** start of Raw records **

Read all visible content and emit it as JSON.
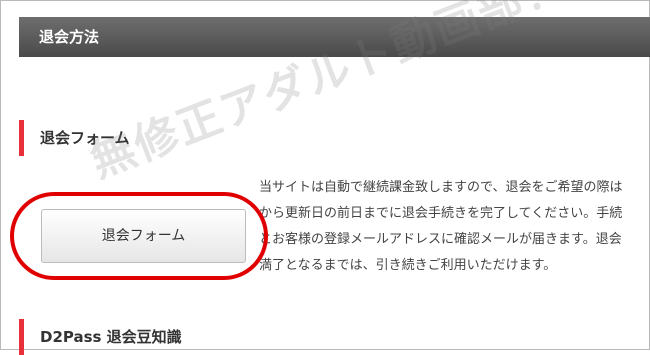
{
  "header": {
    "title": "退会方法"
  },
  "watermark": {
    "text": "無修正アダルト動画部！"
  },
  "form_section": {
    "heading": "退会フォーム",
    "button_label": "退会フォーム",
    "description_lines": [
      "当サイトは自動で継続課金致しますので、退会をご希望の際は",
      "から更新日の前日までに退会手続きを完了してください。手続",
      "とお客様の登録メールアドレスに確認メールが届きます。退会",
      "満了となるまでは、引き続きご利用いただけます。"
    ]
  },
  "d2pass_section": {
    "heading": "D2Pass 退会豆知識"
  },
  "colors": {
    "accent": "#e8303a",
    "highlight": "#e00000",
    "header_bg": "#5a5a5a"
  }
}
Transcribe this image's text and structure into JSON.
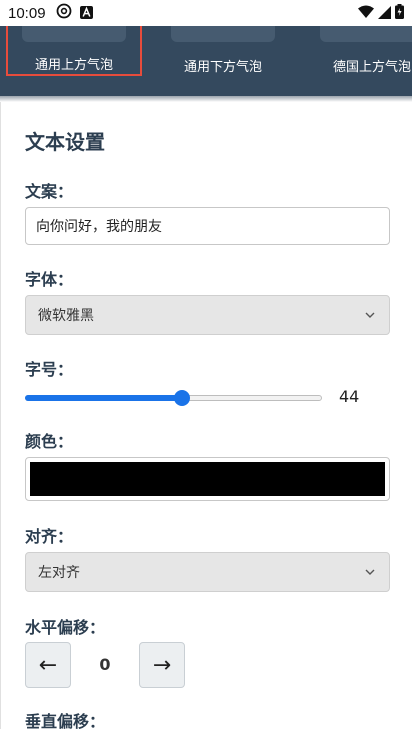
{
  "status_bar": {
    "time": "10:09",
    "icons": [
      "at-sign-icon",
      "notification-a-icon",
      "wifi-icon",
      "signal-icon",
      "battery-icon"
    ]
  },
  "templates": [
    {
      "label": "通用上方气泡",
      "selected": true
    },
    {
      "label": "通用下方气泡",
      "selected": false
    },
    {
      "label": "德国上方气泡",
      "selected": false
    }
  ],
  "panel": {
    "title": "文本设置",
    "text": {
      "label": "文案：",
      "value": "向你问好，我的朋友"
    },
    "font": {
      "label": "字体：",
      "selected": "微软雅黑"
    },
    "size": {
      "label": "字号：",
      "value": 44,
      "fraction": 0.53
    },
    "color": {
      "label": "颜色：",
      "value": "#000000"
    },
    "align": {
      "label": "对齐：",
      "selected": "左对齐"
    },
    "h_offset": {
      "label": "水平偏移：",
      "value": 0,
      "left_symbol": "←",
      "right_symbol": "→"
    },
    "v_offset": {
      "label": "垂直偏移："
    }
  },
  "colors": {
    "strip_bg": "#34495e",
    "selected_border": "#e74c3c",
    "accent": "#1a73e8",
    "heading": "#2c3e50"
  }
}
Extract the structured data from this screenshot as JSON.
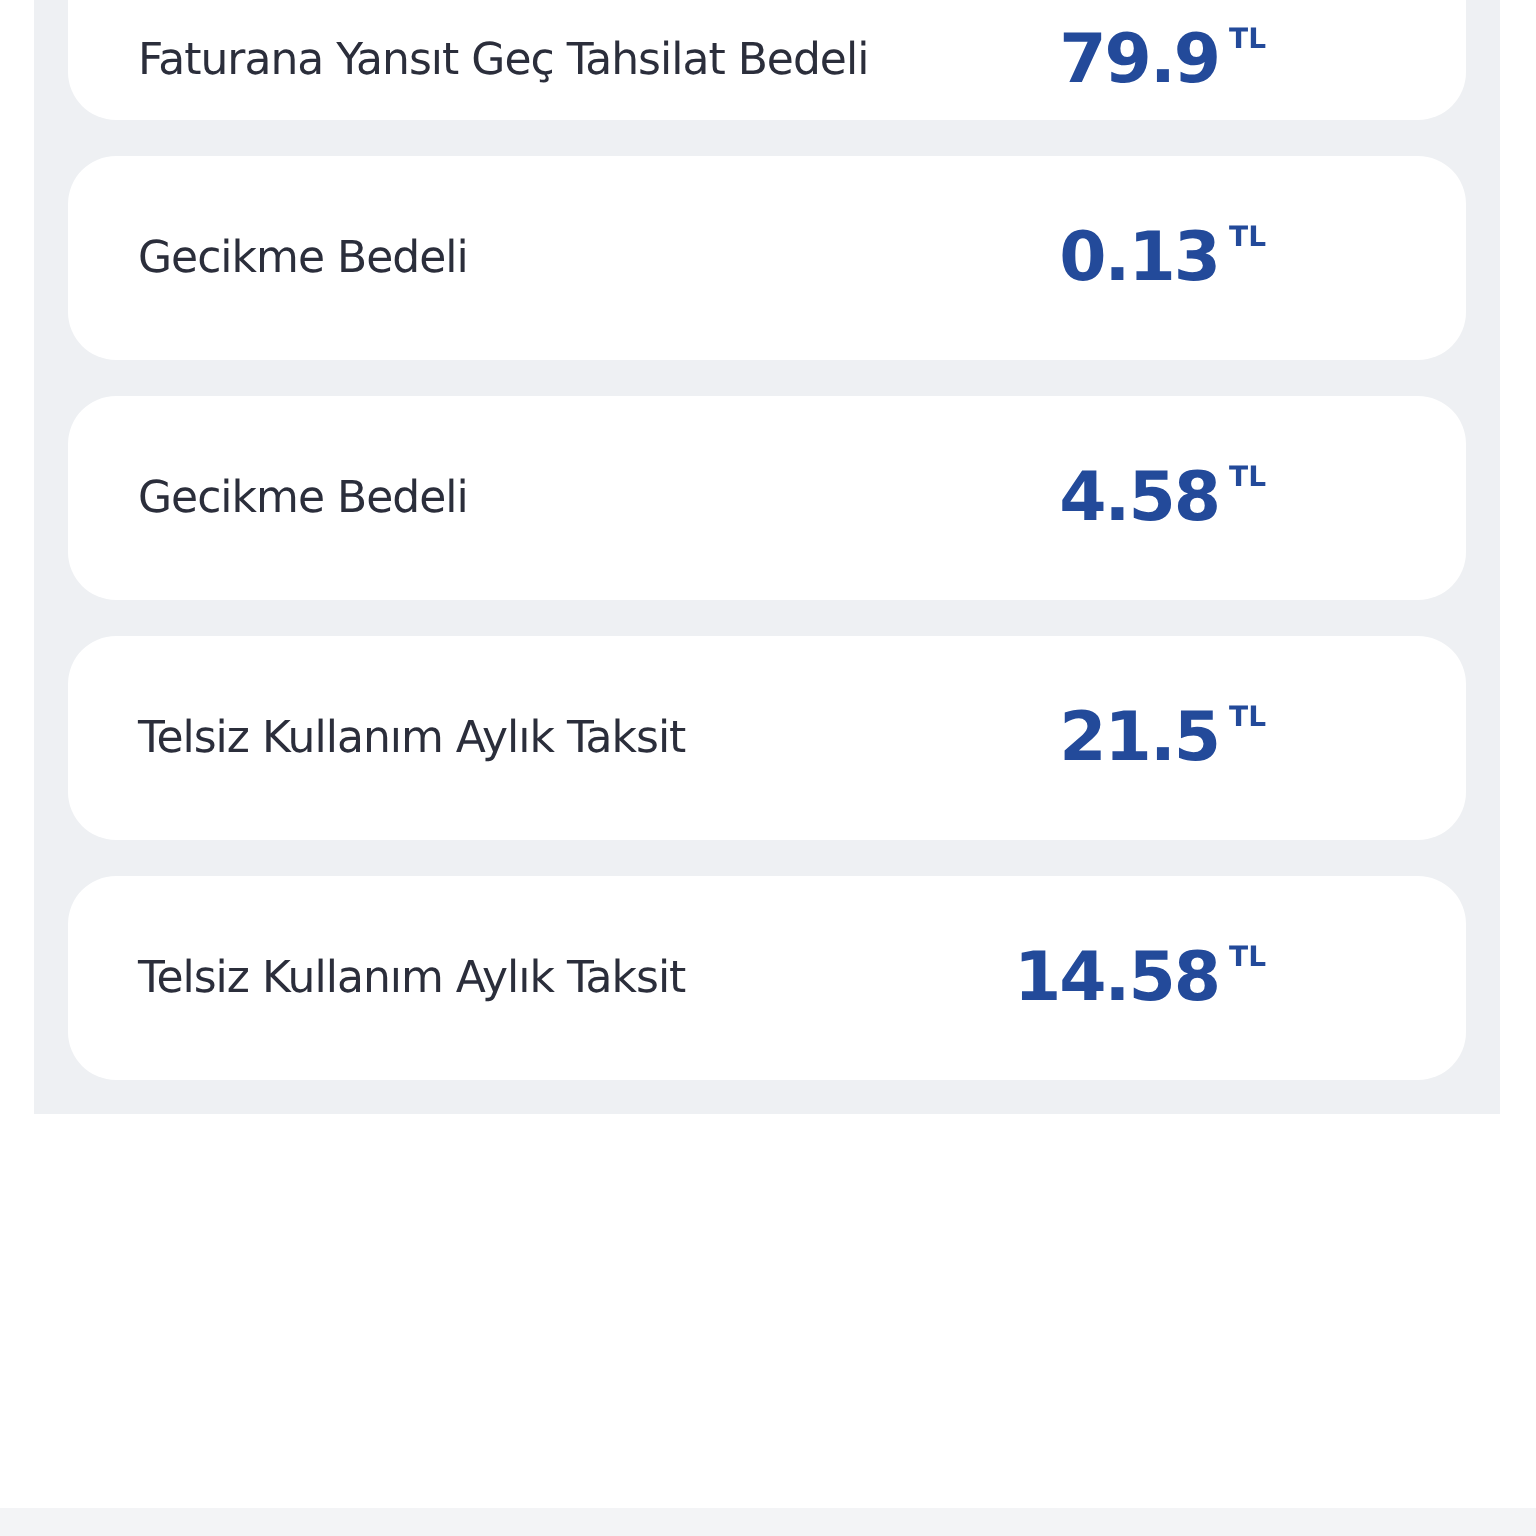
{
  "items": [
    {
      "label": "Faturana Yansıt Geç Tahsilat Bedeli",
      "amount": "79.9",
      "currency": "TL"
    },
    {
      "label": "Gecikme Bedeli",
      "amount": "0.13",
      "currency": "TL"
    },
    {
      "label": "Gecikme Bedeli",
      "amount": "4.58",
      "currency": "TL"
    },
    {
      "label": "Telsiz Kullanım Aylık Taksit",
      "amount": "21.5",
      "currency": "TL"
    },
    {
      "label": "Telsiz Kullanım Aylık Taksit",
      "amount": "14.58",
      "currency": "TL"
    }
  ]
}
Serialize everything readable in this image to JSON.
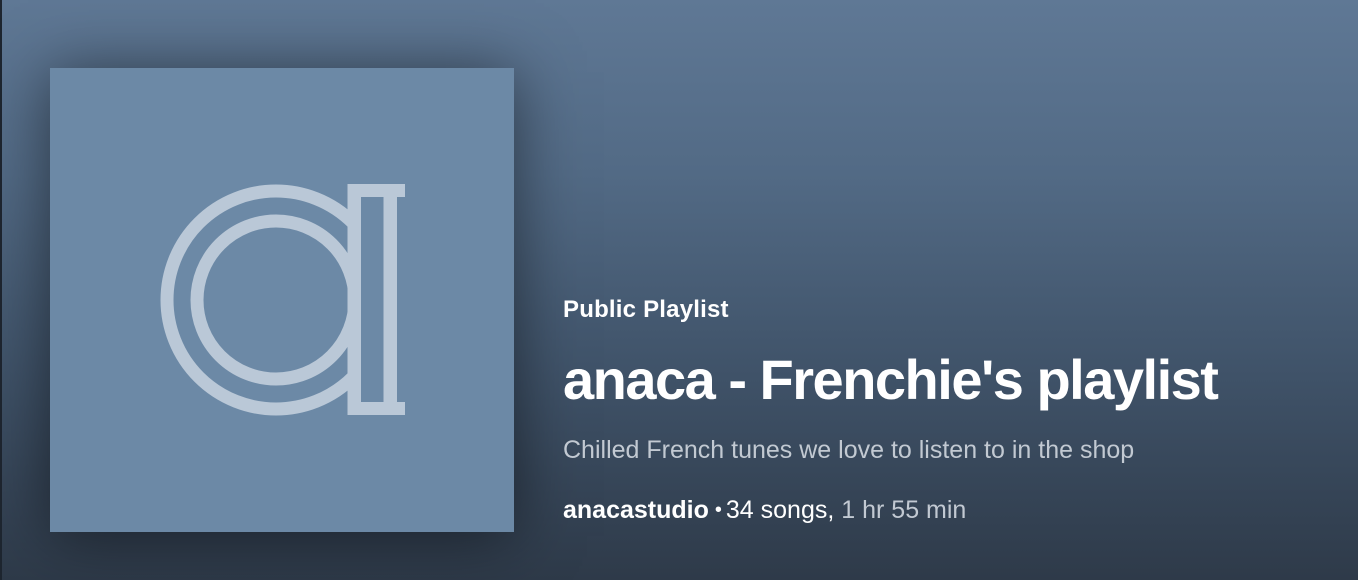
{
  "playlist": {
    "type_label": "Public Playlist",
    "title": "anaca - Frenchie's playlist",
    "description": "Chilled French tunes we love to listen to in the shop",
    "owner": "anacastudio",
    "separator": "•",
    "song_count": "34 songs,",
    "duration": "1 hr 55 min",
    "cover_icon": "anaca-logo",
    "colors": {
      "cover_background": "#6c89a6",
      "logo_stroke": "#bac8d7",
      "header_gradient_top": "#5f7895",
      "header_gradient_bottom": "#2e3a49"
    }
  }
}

** end of Raw records **

● **To do**: Every line of the data above should be quoted exactly. Omit the pictures.

● **Exercise solution**:
Read all visible content and emit it as JSON.
{
  "header": {
    "title": "退会方法"
  },
  "watermark": {
    "text": "無修正アダルト動画部！"
  },
  "form_section": {
    "heading": "退会フォーム",
    "button_label": "退会フォーム",
    "description_lines": [
      "当サイトは自動で継続課金致しますので、退会をご希望の際は",
      "から更新日の前日までに退会手続きを完了してください。手続",
      "とお客様の登録メールアドレスに確認メールが届きます。退会",
      "満了となるまでは、引き続きご利用いただけます。"
    ]
  },
  "d2pass_section": {
    "heading": "D2Pass 退会豆知識"
  },
  "colors": {
    "accent": "#e8303a",
    "highlight": "#e00000",
    "header_bg": "#5a5a5a"
  }
}
Transcribe this image's text and structure into JSON.
{
  "status_bar": {
    "time": "10:09",
    "icons": [
      "at-sign-icon",
      "notification-a-icon",
      "wifi-icon",
      "signal-icon",
      "battery-icon"
    ]
  },
  "templates": [
    {
      "label": "通用上方气泡",
      "selected": true
    },
    {
      "label": "通用下方气泡",
      "selected": false
    },
    {
      "label": "德国上方气泡",
      "selected": false
    }
  ],
  "panel": {
    "title": "文本设置",
    "text": {
      "label": "文案：",
      "value": "向你问好，我的朋友"
    },
    "font": {
      "label": "字体：",
      "selected": "微软雅黑"
    },
    "size": {
      "label": "字号：",
      "value": 44,
      "fraction": 0.53
    },
    "color": {
      "label": "颜色：",
      "value": "#000000"
    },
    "align": {
      "label": "对齐：",
      "selected": "左对齐"
    },
    "h_offset": {
      "label": "水平偏移：",
      "value": 0,
      "left_symbol": "←",
      "right_symbol": "→"
    },
    "v_offset": {
      "label": "垂直偏移："
    }
  },
  "colors": {
    "strip_bg": "#34495e",
    "selected_border": "#e74c3c",
    "accent": "#1a73e8",
    "heading": "#2c3e50"
  }
}
Extract the structured data from this screenshot as JSON.
{
  "items": [
    {
      "label": "Faturana Yansıt Geç Tahsilat Bedeli",
      "amount": "79.9",
      "currency": "TL"
    },
    {
      "label": "Gecikme Bedeli",
      "amount": "0.13",
      "currency": "TL"
    },
    {
      "label": "Gecikme Bedeli",
      "amount": "4.58",
      "currency": "TL"
    },
    {
      "label": "Telsiz Kullanım Aylık Taksit",
      "amount": "21.5",
      "currency": "TL"
    },
    {
      "label": "Telsiz Kullanım Aylık Taksit",
      "amount": "14.58",
      "currency": "TL"
    }
  ]
}
Serialize everything readable in this image to JSON.
{
  "playlist": {
    "type_label": "Public Playlist",
    "title": "anaca - Frenchie's playlist",
    "description": "Chilled French tunes we love to listen to in the shop",
    "owner": "anacastudio",
    "separator": "•",
    "song_count": "34 songs,",
    "duration": "1 hr 55 min",
    "cover_icon": "anaca-logo",
    "colors": {
      "cover_background": "#6c89a6",
      "logo_stroke": "#bac8d7",
      "header_gradient_top": "#5f7895",
      "header_gradient_bottom": "#2e3a49"
    }
  }
}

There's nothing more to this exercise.